#### Aim of the exercise:
Your task is to copy every line of the entries that contains "xlabel".
[start]
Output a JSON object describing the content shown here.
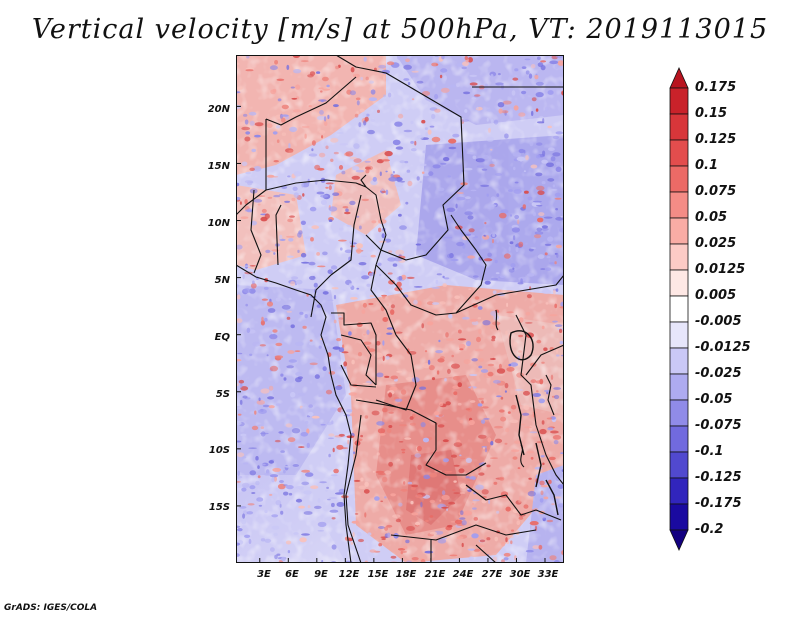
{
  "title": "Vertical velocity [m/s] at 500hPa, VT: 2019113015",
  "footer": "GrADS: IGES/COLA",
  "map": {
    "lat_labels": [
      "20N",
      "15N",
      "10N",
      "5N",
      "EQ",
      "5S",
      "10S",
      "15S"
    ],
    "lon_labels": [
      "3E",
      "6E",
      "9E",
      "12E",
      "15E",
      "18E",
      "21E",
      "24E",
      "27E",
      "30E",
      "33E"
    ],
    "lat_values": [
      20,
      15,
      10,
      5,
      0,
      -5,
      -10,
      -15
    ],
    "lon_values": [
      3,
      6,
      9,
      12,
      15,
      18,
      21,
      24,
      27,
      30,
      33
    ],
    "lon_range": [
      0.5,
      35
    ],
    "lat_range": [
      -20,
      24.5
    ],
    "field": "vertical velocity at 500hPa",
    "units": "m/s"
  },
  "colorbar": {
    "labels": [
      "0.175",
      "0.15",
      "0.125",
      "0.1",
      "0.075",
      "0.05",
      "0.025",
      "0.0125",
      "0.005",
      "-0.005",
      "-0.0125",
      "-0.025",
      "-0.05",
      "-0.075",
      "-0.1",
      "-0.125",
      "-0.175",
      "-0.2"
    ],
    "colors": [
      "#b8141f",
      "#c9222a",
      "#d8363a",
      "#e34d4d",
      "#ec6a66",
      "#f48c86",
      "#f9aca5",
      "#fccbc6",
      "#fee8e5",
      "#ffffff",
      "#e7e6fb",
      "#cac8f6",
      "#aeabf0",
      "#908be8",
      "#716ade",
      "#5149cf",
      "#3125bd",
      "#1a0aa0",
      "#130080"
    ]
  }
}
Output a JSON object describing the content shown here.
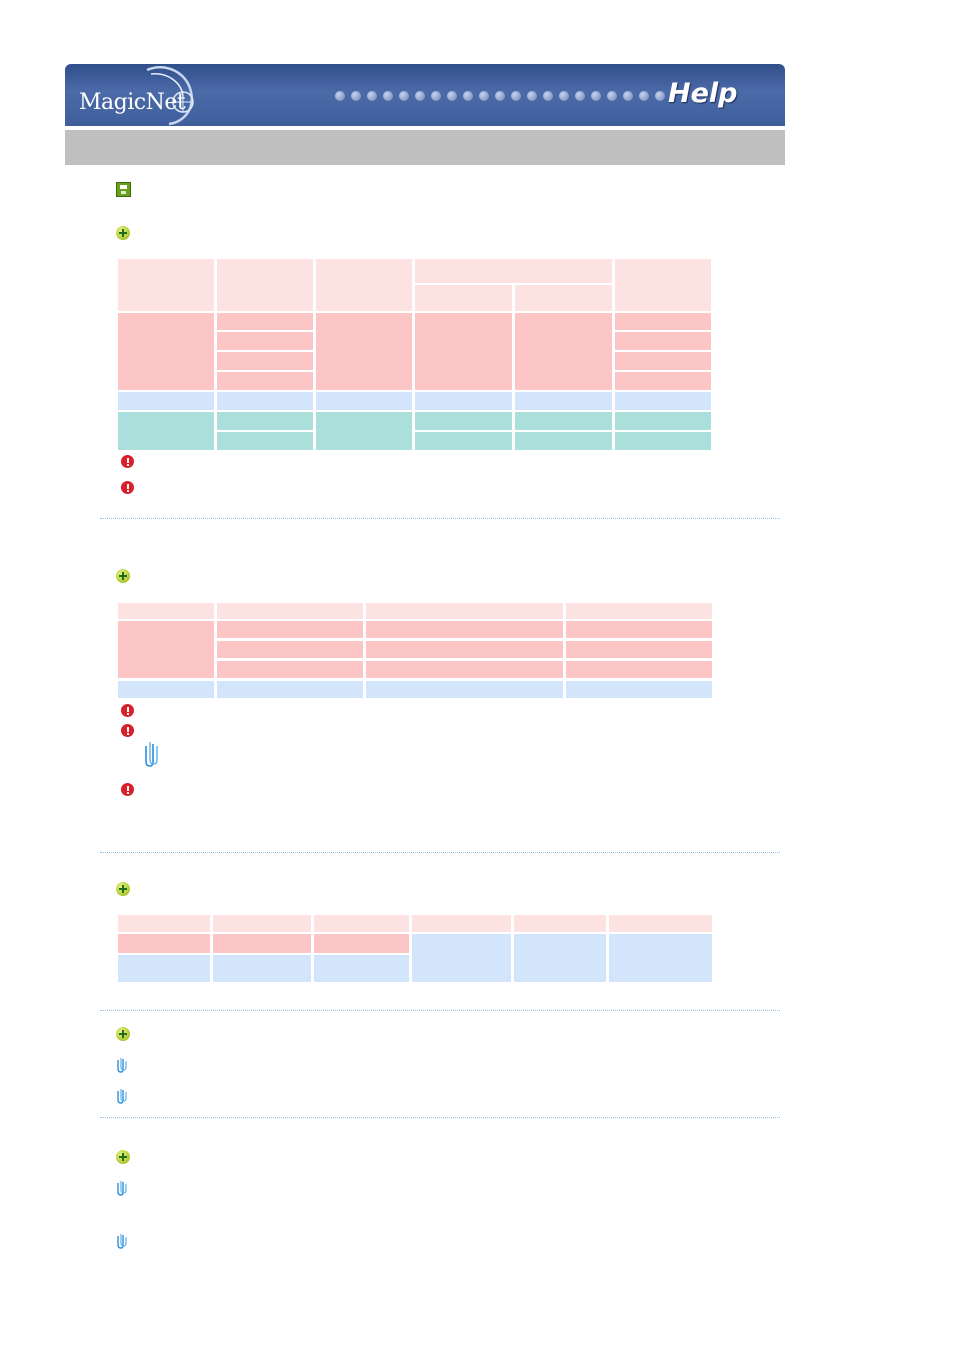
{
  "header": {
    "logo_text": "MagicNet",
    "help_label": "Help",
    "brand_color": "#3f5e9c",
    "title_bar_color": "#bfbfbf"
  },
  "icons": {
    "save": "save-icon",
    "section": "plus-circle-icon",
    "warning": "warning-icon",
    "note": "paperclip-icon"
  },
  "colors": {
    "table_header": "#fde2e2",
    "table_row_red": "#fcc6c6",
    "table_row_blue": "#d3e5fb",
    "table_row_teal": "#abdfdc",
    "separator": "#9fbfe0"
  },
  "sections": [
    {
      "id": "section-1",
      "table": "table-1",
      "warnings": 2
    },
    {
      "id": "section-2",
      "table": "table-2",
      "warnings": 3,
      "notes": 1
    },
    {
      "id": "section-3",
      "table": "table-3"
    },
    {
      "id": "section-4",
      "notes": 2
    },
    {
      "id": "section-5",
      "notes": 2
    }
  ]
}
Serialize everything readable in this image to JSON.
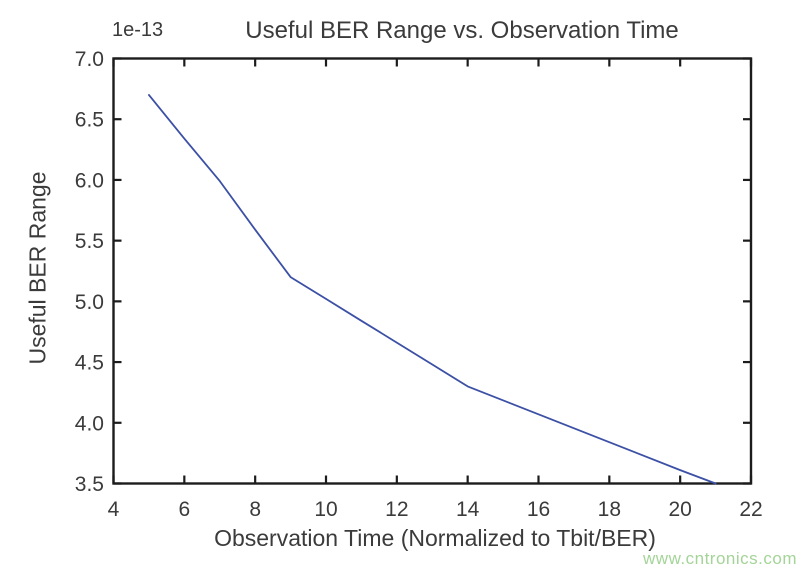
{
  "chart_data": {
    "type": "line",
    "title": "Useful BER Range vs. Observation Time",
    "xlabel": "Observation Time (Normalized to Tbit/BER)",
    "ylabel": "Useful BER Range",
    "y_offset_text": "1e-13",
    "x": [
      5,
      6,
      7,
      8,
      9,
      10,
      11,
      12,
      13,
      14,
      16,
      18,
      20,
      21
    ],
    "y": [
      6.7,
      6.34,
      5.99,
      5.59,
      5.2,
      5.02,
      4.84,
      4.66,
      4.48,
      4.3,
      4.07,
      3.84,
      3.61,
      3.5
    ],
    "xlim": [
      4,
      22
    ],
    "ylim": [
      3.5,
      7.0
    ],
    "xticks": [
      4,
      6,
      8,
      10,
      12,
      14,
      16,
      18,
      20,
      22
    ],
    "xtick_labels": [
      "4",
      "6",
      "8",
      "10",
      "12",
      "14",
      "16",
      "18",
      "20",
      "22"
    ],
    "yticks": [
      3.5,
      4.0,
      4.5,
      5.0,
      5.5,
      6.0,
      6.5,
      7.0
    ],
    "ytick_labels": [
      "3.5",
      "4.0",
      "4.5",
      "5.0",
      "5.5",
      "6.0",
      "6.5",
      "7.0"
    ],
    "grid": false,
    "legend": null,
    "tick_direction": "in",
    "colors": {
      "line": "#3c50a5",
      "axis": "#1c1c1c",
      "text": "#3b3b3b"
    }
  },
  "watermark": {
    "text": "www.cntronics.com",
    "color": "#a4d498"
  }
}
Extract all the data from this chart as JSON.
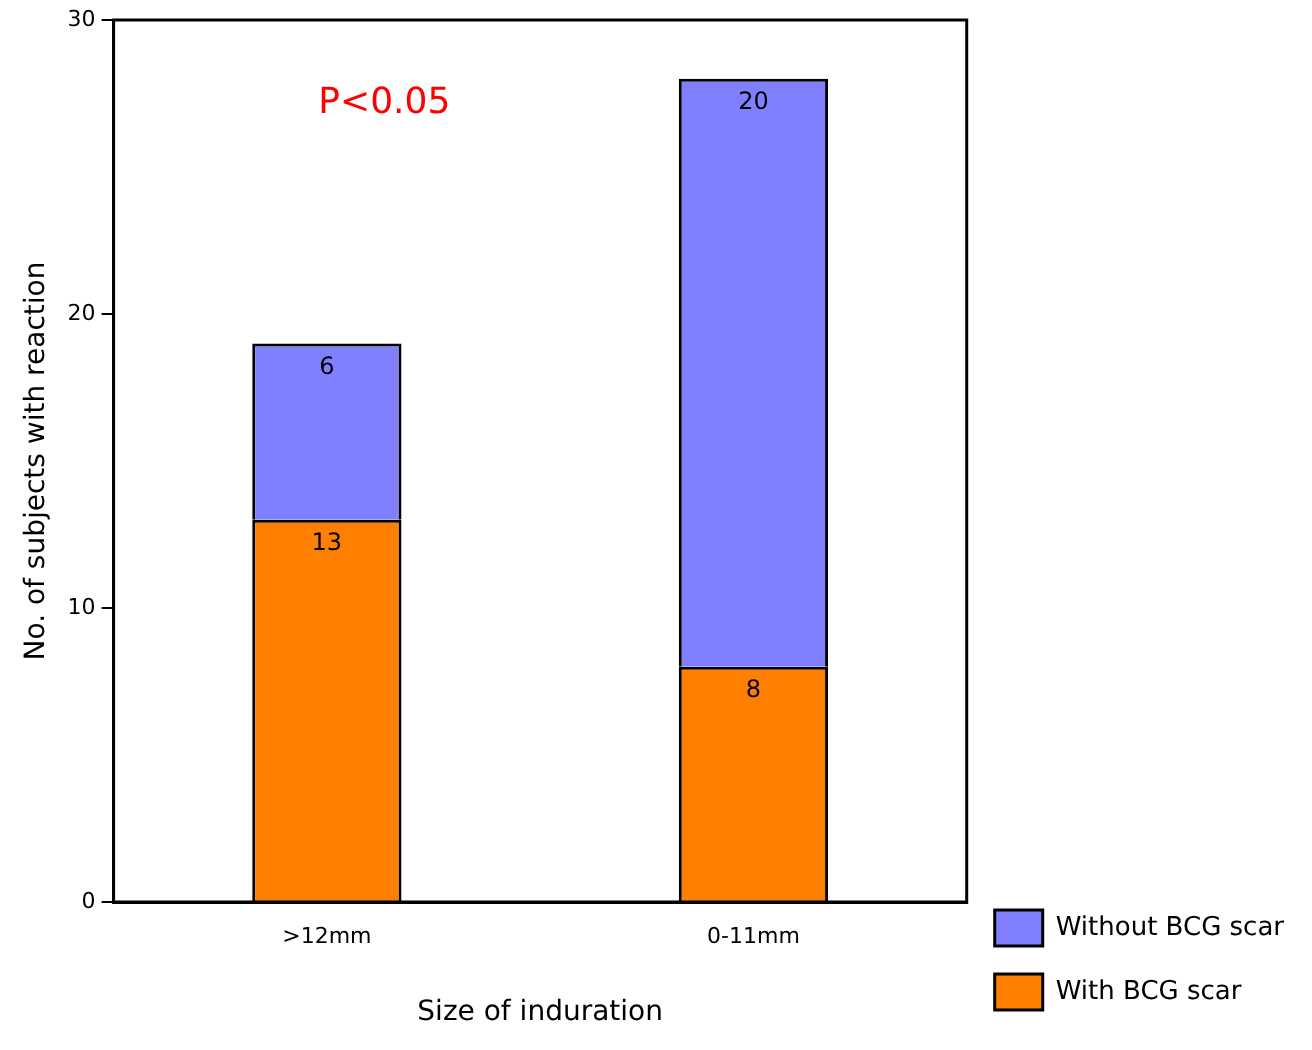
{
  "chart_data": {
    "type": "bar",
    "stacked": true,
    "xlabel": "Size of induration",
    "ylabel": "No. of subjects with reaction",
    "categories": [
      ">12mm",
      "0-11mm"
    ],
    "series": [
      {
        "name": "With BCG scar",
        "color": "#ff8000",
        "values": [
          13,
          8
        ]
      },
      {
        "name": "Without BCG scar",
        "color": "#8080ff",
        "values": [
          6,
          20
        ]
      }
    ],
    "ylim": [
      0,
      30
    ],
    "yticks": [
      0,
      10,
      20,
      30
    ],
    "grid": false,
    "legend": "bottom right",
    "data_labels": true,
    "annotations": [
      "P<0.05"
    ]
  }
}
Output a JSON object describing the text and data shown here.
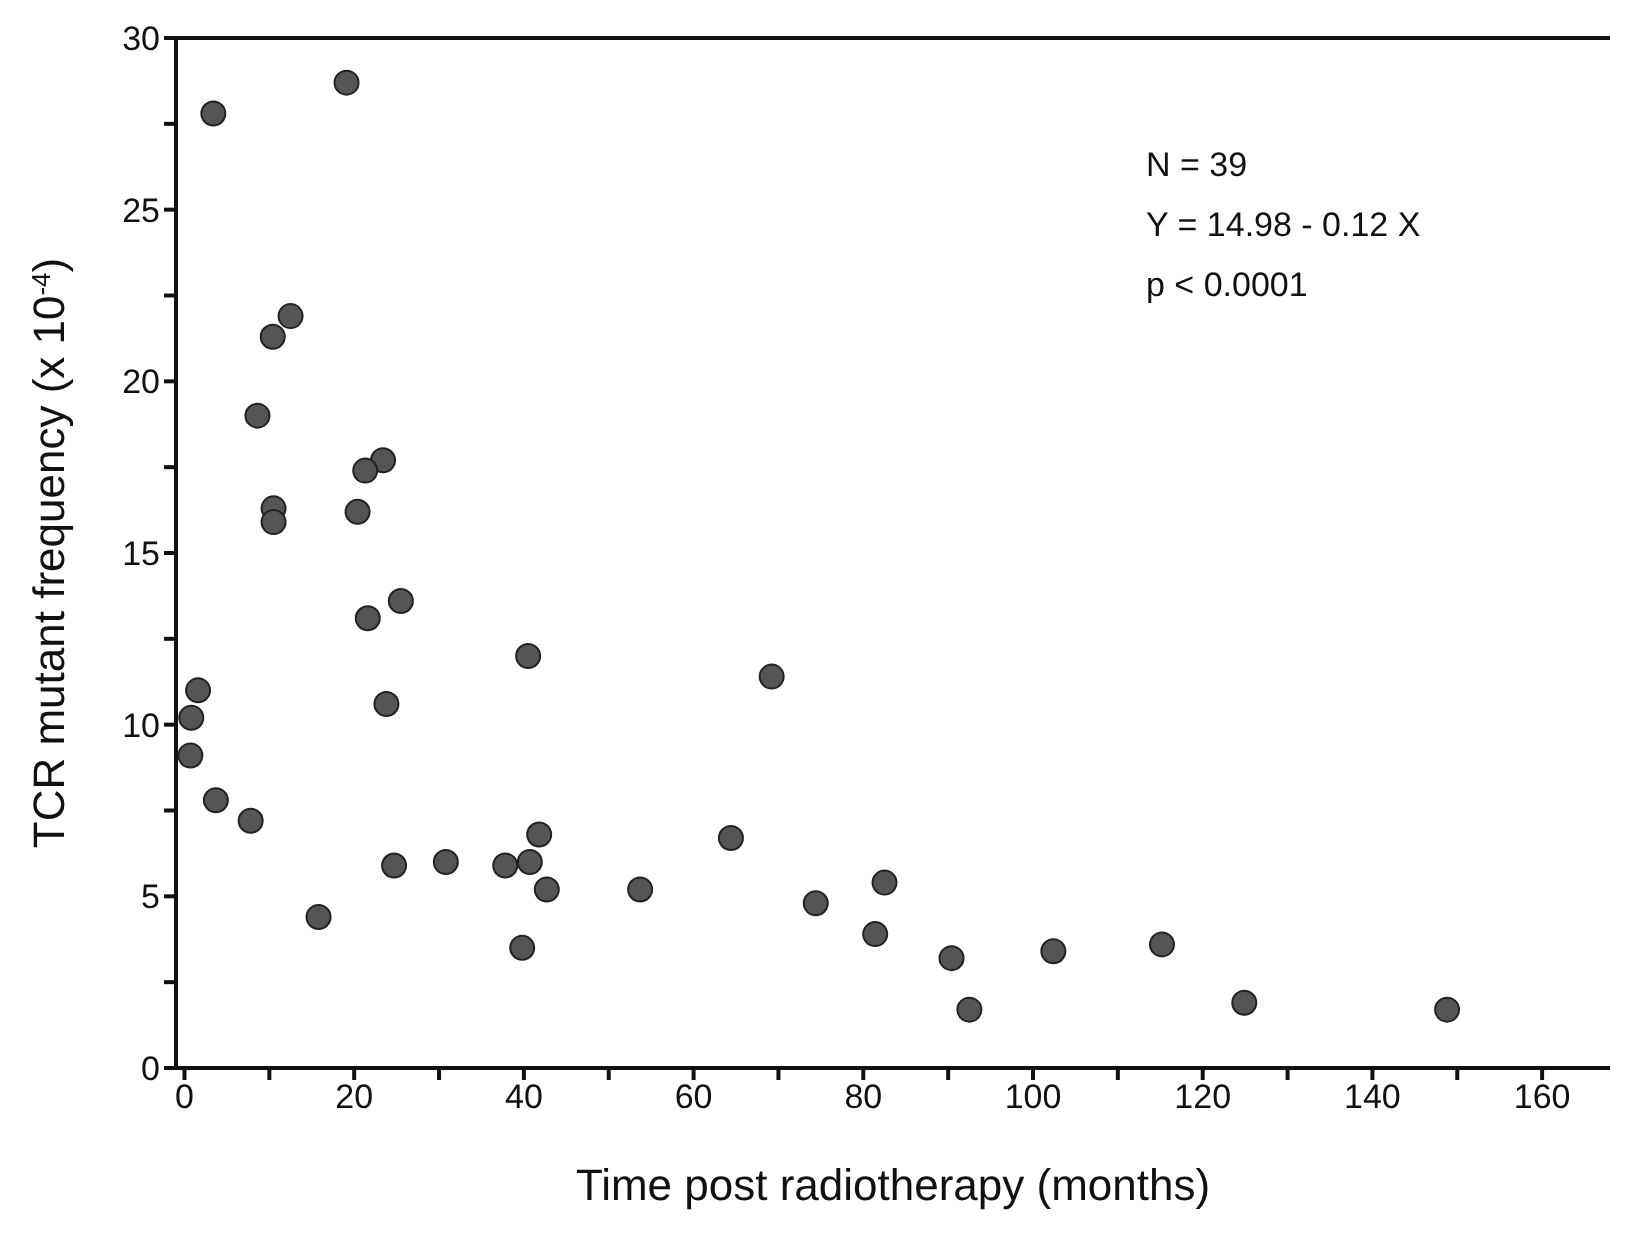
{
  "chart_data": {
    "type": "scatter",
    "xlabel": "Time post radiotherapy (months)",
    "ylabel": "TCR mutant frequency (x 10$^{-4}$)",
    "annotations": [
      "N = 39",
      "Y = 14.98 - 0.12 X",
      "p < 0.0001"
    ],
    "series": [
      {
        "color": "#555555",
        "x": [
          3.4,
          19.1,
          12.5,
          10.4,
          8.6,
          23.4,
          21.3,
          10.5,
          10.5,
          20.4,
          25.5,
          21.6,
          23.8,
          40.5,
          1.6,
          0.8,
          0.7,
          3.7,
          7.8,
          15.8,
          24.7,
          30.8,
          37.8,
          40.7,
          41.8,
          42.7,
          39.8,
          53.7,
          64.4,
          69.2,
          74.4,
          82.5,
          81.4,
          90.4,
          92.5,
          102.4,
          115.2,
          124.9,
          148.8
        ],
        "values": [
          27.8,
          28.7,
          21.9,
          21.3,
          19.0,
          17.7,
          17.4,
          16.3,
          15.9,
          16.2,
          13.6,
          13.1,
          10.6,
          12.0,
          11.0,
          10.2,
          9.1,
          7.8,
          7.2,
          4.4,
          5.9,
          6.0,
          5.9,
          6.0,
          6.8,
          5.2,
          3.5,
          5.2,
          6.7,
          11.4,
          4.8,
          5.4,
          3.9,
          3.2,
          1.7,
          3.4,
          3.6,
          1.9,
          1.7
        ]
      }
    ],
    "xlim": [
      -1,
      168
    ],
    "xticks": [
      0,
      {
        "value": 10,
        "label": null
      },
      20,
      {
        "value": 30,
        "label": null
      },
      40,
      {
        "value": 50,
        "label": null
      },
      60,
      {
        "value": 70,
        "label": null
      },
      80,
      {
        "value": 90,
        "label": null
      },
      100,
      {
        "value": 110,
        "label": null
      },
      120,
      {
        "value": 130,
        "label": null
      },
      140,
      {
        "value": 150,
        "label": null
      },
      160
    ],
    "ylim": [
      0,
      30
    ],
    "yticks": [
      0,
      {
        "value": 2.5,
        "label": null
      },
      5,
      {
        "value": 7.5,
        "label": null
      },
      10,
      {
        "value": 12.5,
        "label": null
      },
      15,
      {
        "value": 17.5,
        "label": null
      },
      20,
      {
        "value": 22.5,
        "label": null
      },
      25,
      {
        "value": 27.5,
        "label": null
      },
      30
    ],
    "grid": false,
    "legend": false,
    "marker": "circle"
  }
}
[end]
#### Response to this exercise:
    "xlabel": "Observation Time (Normalized to Tbit/BER)",
    "xlabel": "Size of induration",
    "xlabel": "Time post radiotherapy (months)",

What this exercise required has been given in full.